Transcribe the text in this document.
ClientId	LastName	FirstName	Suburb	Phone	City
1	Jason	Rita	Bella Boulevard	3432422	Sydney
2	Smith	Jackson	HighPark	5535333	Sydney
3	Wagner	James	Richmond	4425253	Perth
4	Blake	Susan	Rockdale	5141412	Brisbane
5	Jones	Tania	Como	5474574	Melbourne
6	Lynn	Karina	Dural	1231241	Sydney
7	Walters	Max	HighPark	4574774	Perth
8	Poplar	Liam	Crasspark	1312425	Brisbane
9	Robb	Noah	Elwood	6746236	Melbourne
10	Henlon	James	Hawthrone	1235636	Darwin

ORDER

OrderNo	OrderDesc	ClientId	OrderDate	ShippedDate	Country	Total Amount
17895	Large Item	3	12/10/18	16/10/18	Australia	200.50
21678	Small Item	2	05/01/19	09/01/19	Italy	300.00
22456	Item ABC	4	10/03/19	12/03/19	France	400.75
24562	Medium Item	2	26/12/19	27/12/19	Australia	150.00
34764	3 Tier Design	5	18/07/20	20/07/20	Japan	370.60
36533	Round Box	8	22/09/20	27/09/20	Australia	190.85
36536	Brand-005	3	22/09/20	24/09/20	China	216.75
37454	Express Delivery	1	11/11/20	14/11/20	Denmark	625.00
+ + + + + + +
◆ **Brief**: All of the data shown above must be copied exactly.

◆ **Reply to the task**:
Transcribe the text in this document.
ClientId	LastName	FirstName	Suburb	Phone	City
1	Jason	Rita	Bella Boulevard	3432422	Sydney
2	Smith	Jackson	HighPark	5535333	Sydney
3	Wagner	James	Richmond	4425253	Perth
4	Blake	Susan	Rockdale	5141412	Brisbane
5	Jones	Tania	Como	5474574	Melbourne
6	Lynn	Karina	Dural	1231241	Sydney
7	Walters	Max	HighPark	4574774	Perth
8	Poplar	Liam	Crasspark	1312425	Brisbane
9	Robb	Noah	Elwood	6746236	Melbourne
10	Henlon	James	Hawthrone	1235636	Darwin

ORDER

OrderNo	OrderDesc	ClientId	OrderDate	ShippedDate	Country	Total Amount
17895	Large Item	3	12/10/18	16/10/18	Australia	200.50
21678	Small Item	2	05/01/19	09/01/19	Italy	300.00
22456	Item ABC	4	10/03/19	12/03/19	France	400.75
24562	Medium Item	2	26/12/19	27/12/19	Australia	150.00
34764	3 Tier Design	5	18/07/20	20/07/20	Japan	370.60
36533	Round Box	8	22/09/20	27/09/20	Australia	190.85
36536	Brand-005	3	22/09/20	24/09/20	China	216.75
37454	Express Delivery	1	11/11/20	14/11/20	Denmark	625.00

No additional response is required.